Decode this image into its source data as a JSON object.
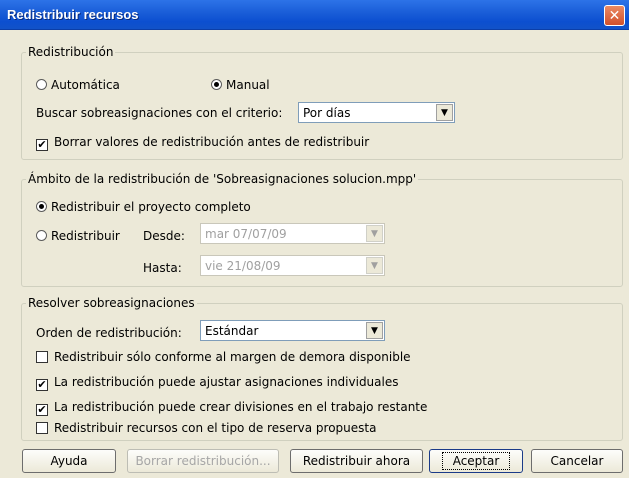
{
  "window": {
    "title": "Redistribuir recursos",
    "close_label": "✕"
  },
  "redistribucion": {
    "legend": "Redistribución",
    "automatica_label": "Automática",
    "automatica_selected": false,
    "manual_label": "Manual",
    "manual_selected": true,
    "buscar_label": "Buscar sobreasignaciones con el criterio:",
    "buscar_value": "Por días",
    "borrar_label": "Borrar valores de redistribución antes de redistribuir",
    "borrar_checked": true
  },
  "ambito": {
    "legend": "Ámbito de la redistribución de 'Sobreasignaciones solucion.mpp'",
    "completo_label": "Redistribuir el proyecto completo",
    "completo_selected": true,
    "redistribuir_label": "Redistribuir",
    "desde_label": "Desde:",
    "desde_value": "mar 07/07/09",
    "hasta_label": "Hasta:",
    "hasta_value": "vie 21/08/09"
  },
  "resolver": {
    "legend": "Resolver sobreasignaciones",
    "orden_label": "Orden de redistribución:",
    "orden_value": "Estándar",
    "options": [
      {
        "label": "Redistribuir sólo conforme al margen de demora disponible",
        "checked": false
      },
      {
        "label": "La redistribución puede ajustar asignaciones individuales",
        "checked": true
      },
      {
        "label": "La redistribución puede crear divisiones en el trabajo restante",
        "checked": true
      },
      {
        "label": "Redistribuir recursos con el tipo de reserva propuesta",
        "checked": false
      }
    ]
  },
  "buttons": {
    "ayuda": "Ayuda",
    "borrar": "Borrar redistribución...",
    "redistribuir": "Redistribuir ahora",
    "aceptar": "Aceptar",
    "cancelar": "Cancelar"
  },
  "icons": {
    "check": "✔",
    "dropdown": "▼"
  }
}
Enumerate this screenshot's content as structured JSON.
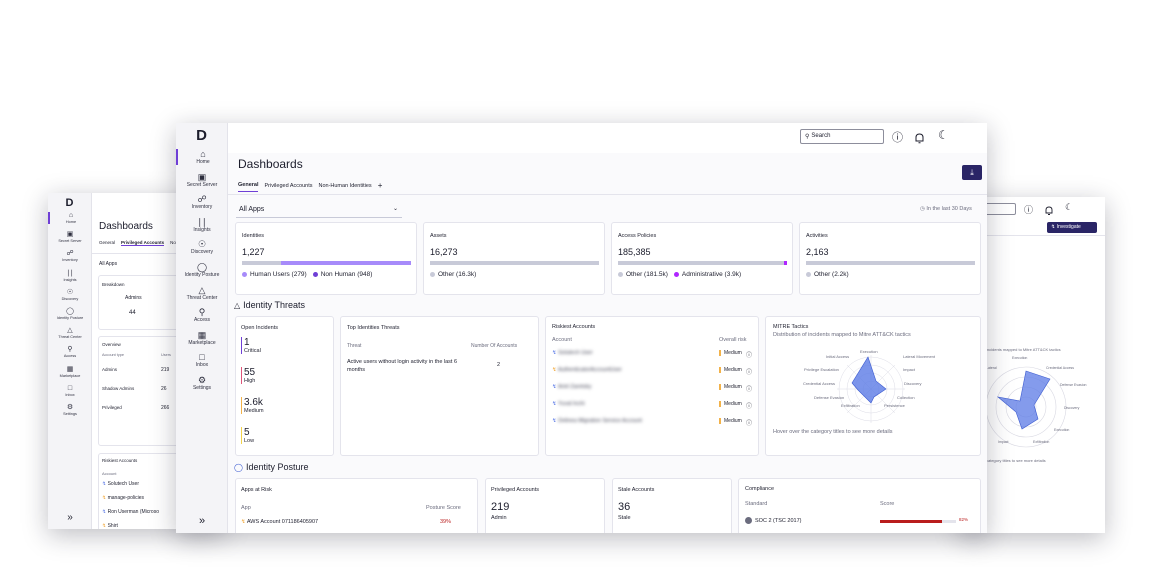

☆ ☆ ☆ ☆

--- Task instructions ---
Quote the data exactly, leaving every image out of the copy.

--- Answer to the problem ---
Decode this image into its source data as a JSON object.
{
  "window": {
    "title": "Redistribuir recursos",
    "close_label": "✕"
  },
  "redistribucion": {
    "legend": "Redistribución",
    "automatica_label": "Automática",
    "automatica_selected": false,
    "manual_label": "Manual",
    "manual_selected": true,
    "buscar_label": "Buscar sobreasignaciones con el criterio:",
    "buscar_value": "Por días",
    "borrar_label": "Borrar valores de redistribución antes de redistribuir",
    "borrar_checked": true
  },
  "ambito": {
    "legend": "Ámbito de la redistribución de 'Sobreasignaciones solucion.mpp'",
    "completo_label": "Redistribuir el proyecto completo",
    "completo_selected": true,
    "redistribuir_label": "Redistribuir",
    "desde_label": "Desde:",
    "desde_value": "mar 07/07/09",
    "hasta_label": "Hasta:",
    "hasta_value": "vie 21/08/09"
  },
  "resolver": {
    "legend": "Resolver sobreasignaciones",
    "orden_label": "Orden de redistribución:",
    "orden_value": "Estándar",
    "options": [
      {
        "label": "Redistribuir sólo conforme al margen de demora disponible",
        "checked": false
      },
      {
        "label": "La redistribución puede ajustar asignaciones individuales",
        "checked": true
      },
      {
        "label": "La redistribución puede crear divisiones en el trabajo restante",
        "checked": true
      },
      {
        "label": "Redistribuir recursos con el tipo de reserva propuesta",
        "checked": false
      }
    ]
  },
  "buttons": {
    "ayuda": "Ayuda",
    "borrar": "Borrar redistribución...",
    "redistribuir": "Redistribuir ahora",
    "aceptar": "Aceptar",
    "cancelar": "Cancelar"
  },
  "icons": {
    "check": "✔",
    "dropdown": "▼"
  }
}
Enumerate this screenshot's content as structured JSON.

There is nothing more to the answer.